— BEGIN MATERIAL PROVIDED —

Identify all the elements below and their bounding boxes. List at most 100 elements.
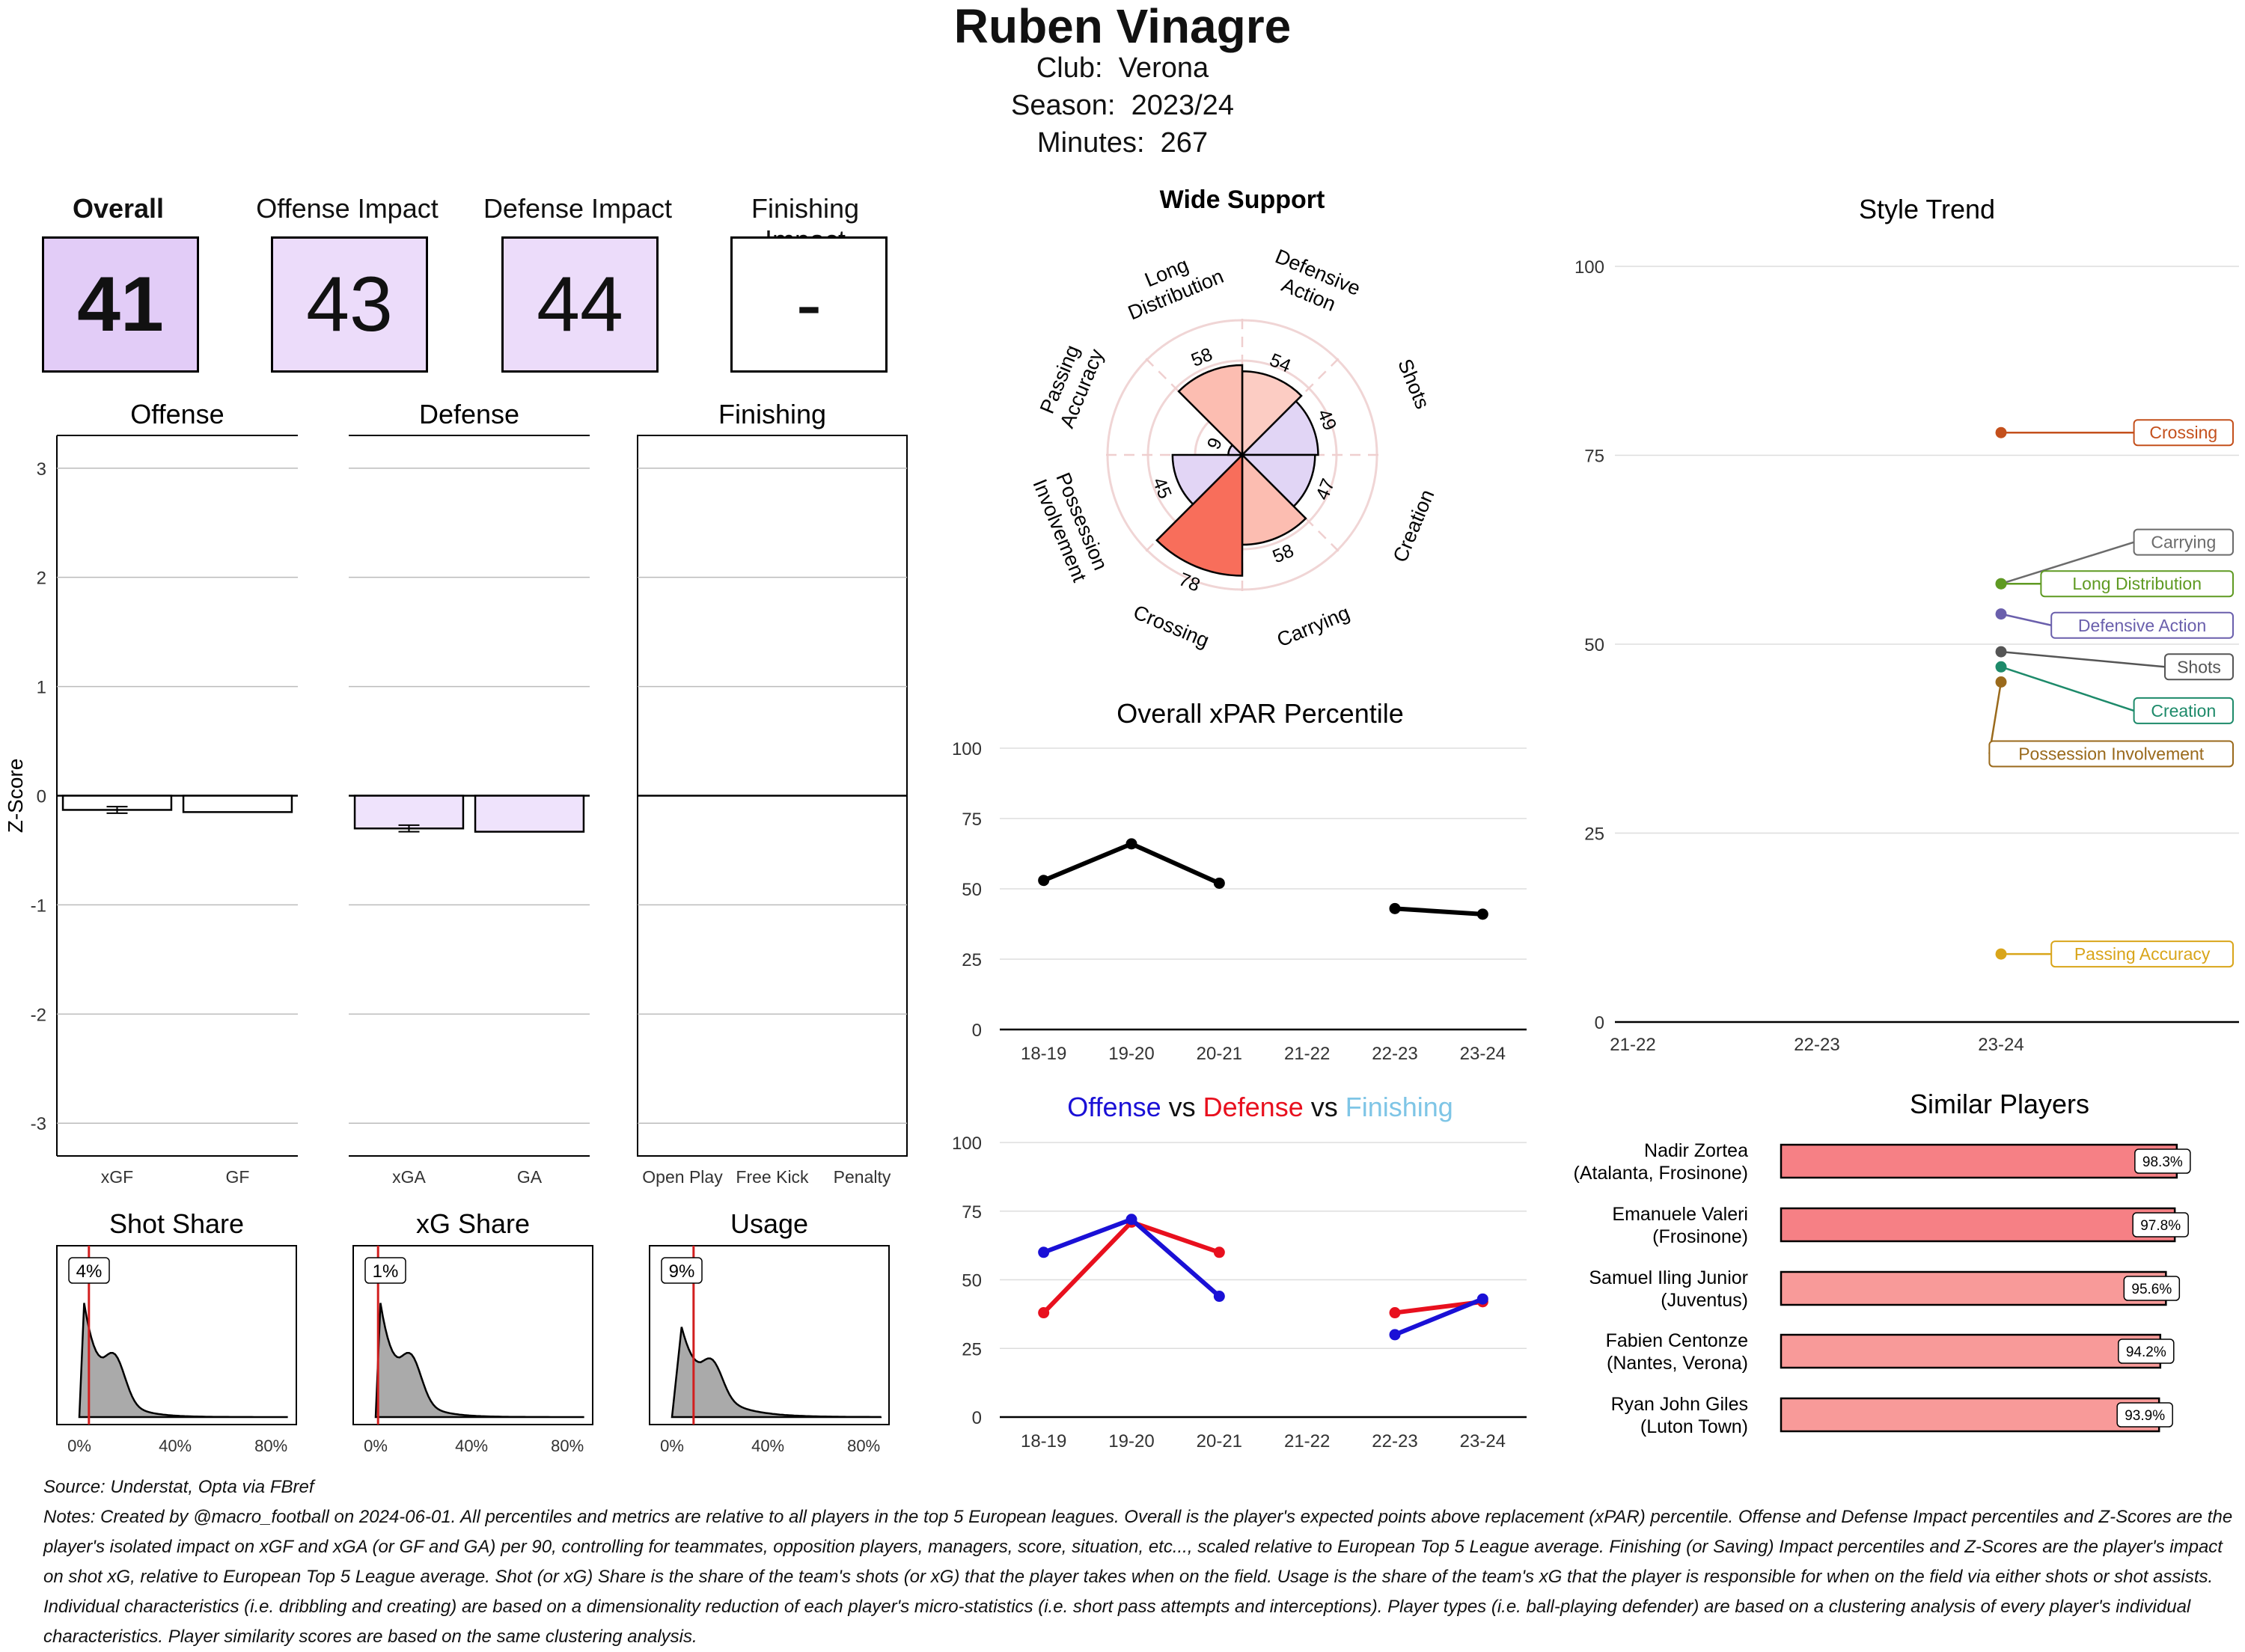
density-value-box [364,1257,406,1284]
similar-title: Similar Players [1910,1089,2089,1119]
xpar-category-label: 18-19 [1021,1044,1066,1064]
similar-player-name: Ryan John Giles [1611,1394,1748,1415]
style-tick-label: 75 [1584,447,1604,467]
zscore-tick-label: -2 [31,1005,46,1025]
ovd-title: Offense vs Defense vs Finishing [1067,1092,1453,1122]
radar-category-label: Carrying [1274,602,1353,652]
style-title: Style Trend [1859,194,1995,224]
card-title-overall: Overall [72,193,165,224]
ovd-tick-label: 0 [972,1408,982,1428]
style-tick-label: 50 [1584,635,1604,655]
density-area [374,1303,584,1419]
radar-category-label: Crossing [1130,601,1212,652]
xpar-point [1213,877,1225,889]
style-label-text: Possession Involvement [2018,744,2205,763]
similar-player-name: Nadir Zortea [1644,1140,1748,1161]
style-label-box [2050,940,2234,968]
density-frame [352,1245,593,1425]
radar-wedge [1241,452,1307,546]
xpar-title: Overall xPAR Percentile [1117,698,1403,729]
density-frame [649,1245,890,1425]
density-area [671,1327,882,1419]
radar-wedge [1171,453,1245,506]
similar-player-name: (Juventus) [1661,1290,1748,1311]
zscore-panel-title: Offense [130,399,224,429]
density-tick-label: 80% [254,1437,287,1455]
style-category-label: 22-23 [1794,1035,1839,1055]
ovd-category-label: 18-19 [1021,1431,1066,1451]
density-tick-label: 0% [67,1437,91,1455]
radar-title: Wide Support [1160,186,1325,214]
ovd-defense-line [1042,1220,1221,1315]
style-tick-label: 25 [1584,825,1604,845]
zscore-category-label: xGF [101,1167,133,1187]
style-point [1995,426,2007,438]
zscore-category-label: Free Kick [736,1167,809,1187]
style-label-box [2133,528,2235,556]
zscore-category-label: GA [517,1167,543,1187]
zscore-tick-label: 1 [37,678,46,698]
ovd-tick-label: 75 [962,1202,982,1223]
style-point [1995,578,2007,590]
radar-category-word: Creation [1389,486,1439,566]
ovd-offense-point [1125,1214,1137,1226]
style-point [1995,608,2007,620]
xpar-tick-label: 25 [962,950,982,970]
density-tick-label: 80% [847,1437,880,1455]
card-title-offense: Offense Impact [256,193,439,224]
ovd-offense-point [1476,1293,1488,1305]
footer-notes: Notes: Created by @macro_football on 202… [43,1507,2233,1647]
xpar-category-label: 21-22 [1284,1044,1330,1064]
style-label-text: Shots [2177,657,2221,676]
style-label-box [2133,697,2235,724]
ovd-category-label: 19-20 [1108,1431,1154,1451]
similar-value-label: 94.2% [2126,1344,2166,1360]
similar-value-box [2123,1276,2181,1301]
minutes-value: 267 [1160,127,1209,159]
radar-wedge [1155,452,1244,577]
style-point [1995,676,2007,688]
xpar-tick-label: 75 [962,810,982,830]
xpar-category-label: 22-23 [1372,1044,1417,1064]
density-panel-title: Shot Share [109,1208,244,1239]
radar-value-label: 9 [1203,435,1227,453]
similar-player-name: (Atalanta, Frosinone) [1574,1163,1748,1184]
zscore-tick-label: 3 [37,459,46,480]
similar-player-name: Fabien Centonze [1606,1330,1748,1351]
radar-value-label: 45 [1148,474,1176,501]
similar-value-box [2118,1339,2175,1364]
club-value: Verona [1118,52,1209,84]
ovd-title-defense: Defense [1196,1092,1304,1122]
zscore-panel-title: Defense [419,399,519,429]
radar-category-word: Crossing [1130,601,1212,652]
xpar-tick-label: 50 [962,880,982,900]
similar-value-label: 98.3% [2142,1154,2183,1170]
zscore-category-label: Penalty [834,1167,891,1187]
zscore-bar [182,795,293,813]
xpar-category-label: 20-21 [1197,1044,1242,1064]
radar-category-label: Creation [1389,486,1439,566]
density-frame [56,1245,297,1425]
zscore-tick-label: -1 [31,896,46,916]
radar-category-word: Carrying [1274,602,1353,652]
similar-value-box [2116,1402,2173,1428]
xpar-tick-label: 100 [952,739,982,759]
style-leader-line [2000,666,2134,712]
radar-category-word: Shots [1393,355,1434,412]
radar-wedge [1239,453,1316,508]
similar-player-name: Emanuele Valeri [1612,1204,1748,1225]
xpar-line [1042,841,1221,886]
density-area [78,1303,288,1419]
zscore-tick-label: -3 [31,1114,46,1134]
density-tick-label: 40% [455,1437,488,1455]
offense-impact-card: 43 [271,236,428,373]
xpar-point [1038,875,1050,887]
density-tick-label: 40% [751,1437,784,1455]
club-line: Club: Verona [0,52,2245,85]
density-panel-title: xG Share [416,1208,530,1239]
style-label-text: Carrying [2151,533,2216,552]
ovd-title-offense: Offense [1067,1092,1161,1122]
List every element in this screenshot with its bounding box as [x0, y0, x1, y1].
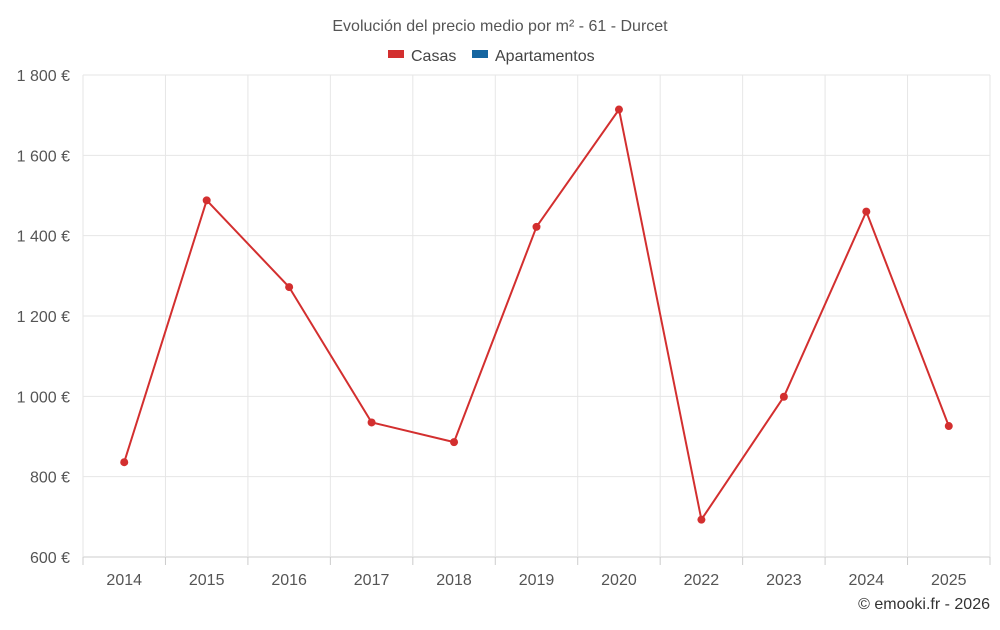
y-tick-label: 800 € [30, 470, 70, 487]
y-tick-label: 1 200 € [17, 309, 70, 326]
y-axis-ticks: 600 € 800 € 1 000 € 1 200 € 1 400 € 1 600 € 1 … [17, 68, 70, 567]
legend[interactable]: Casas Apartamentos [388, 48, 595, 65]
x-tick-label: 2017 [354, 572, 390, 589]
x-tick-label: 2020 [601, 572, 637, 589]
x-tick-label: 2022 [684, 572, 720, 589]
x-tick-label: 2025 [931, 572, 967, 589]
data-point[interactable] [120, 458, 129, 467]
y-tick-label: 600 € [30, 550, 70, 567]
y-tick-label: 1 600 € [17, 148, 70, 165]
x-tick-label: 2016 [271, 572, 307, 589]
x-tick-label: 2024 [849, 572, 885, 589]
data-point[interactable] [944, 422, 953, 431]
legend-swatch-casas [388, 50, 404, 58]
data-point[interactable] [285, 283, 294, 292]
credit-text: © emooki.fr - 2026 [858, 596, 990, 613]
data-point[interactable] [202, 196, 211, 205]
data-point[interactable] [697, 515, 706, 524]
y-tick-label: 1 000 € [17, 389, 70, 406]
x-tick-label: 2018 [436, 572, 472, 589]
data-point[interactable] [367, 418, 376, 427]
x-tick-label: 2015 [189, 572, 225, 589]
grid [82, 74, 991, 558]
x-tick-label: 2019 [519, 572, 555, 589]
x-tick-label: 2014 [106, 572, 142, 589]
data-point[interactable] [614, 105, 623, 114]
legend-label-casas[interactable]: Casas [411, 48, 456, 65]
data-point[interactable] [450, 438, 459, 447]
chart-title: Evolución del precio medio por m² - 61 -… [332, 18, 668, 35]
data-point[interactable] [779, 392, 788, 401]
x-tick-label: 2023 [766, 572, 802, 589]
legend-swatch-apartamentos [472, 50, 488, 58]
x-axis-ticks: 2014 2015 2016 2017 2018 2019 2020 2022 2023 2024… [82, 557, 991, 589]
data-point[interactable] [532, 222, 541, 231]
y-tick-label: 1 400 € [17, 229, 70, 246]
data-point[interactable] [862, 207, 871, 216]
y-tick-label: 1 800 € [17, 68, 70, 85]
series-casas [120, 105, 953, 524]
legend-label-apartamentos[interactable]: Apartamentos [495, 48, 595, 65]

— END MATERIAL PROVIDED —

== SHORT PROBLEM ==
Rewrite the lines from the one with "y-tick-label: 800 € [30, 470, 70, 487]" to the one with "data-point[interactable] [944, 422, 953, 431]", replacing "data-point" with "marker" and leaving everything else as it stands.

== RESULT BELOW ==
y-tick-label: 800 € [30, 470, 70, 487]
y-tick-label: 1 200 € [17, 309, 70, 326]
y-axis-ticks: 600 € 800 € 1 000 € 1 200 € 1 400 € 1 600 € 1 … [17, 68, 70, 567]
legend[interactable]: Casas Apartamentos [388, 48, 595, 65]
x-tick-label: 2017 [354, 572, 390, 589]
x-tick-label: 2020 [601, 572, 637, 589]
x-tick-label: 2022 [684, 572, 720, 589]
x-tick-label: 2025 [931, 572, 967, 589]
marker[interactable] [120, 458, 129, 467]
y-tick-label: 600 € [30, 550, 70, 567]
y-tick-label: 1 600 € [17, 148, 70, 165]
x-tick-label: 2016 [271, 572, 307, 589]
x-tick-label: 2024 [849, 572, 885, 589]
marker[interactable] [944, 422, 953, 431]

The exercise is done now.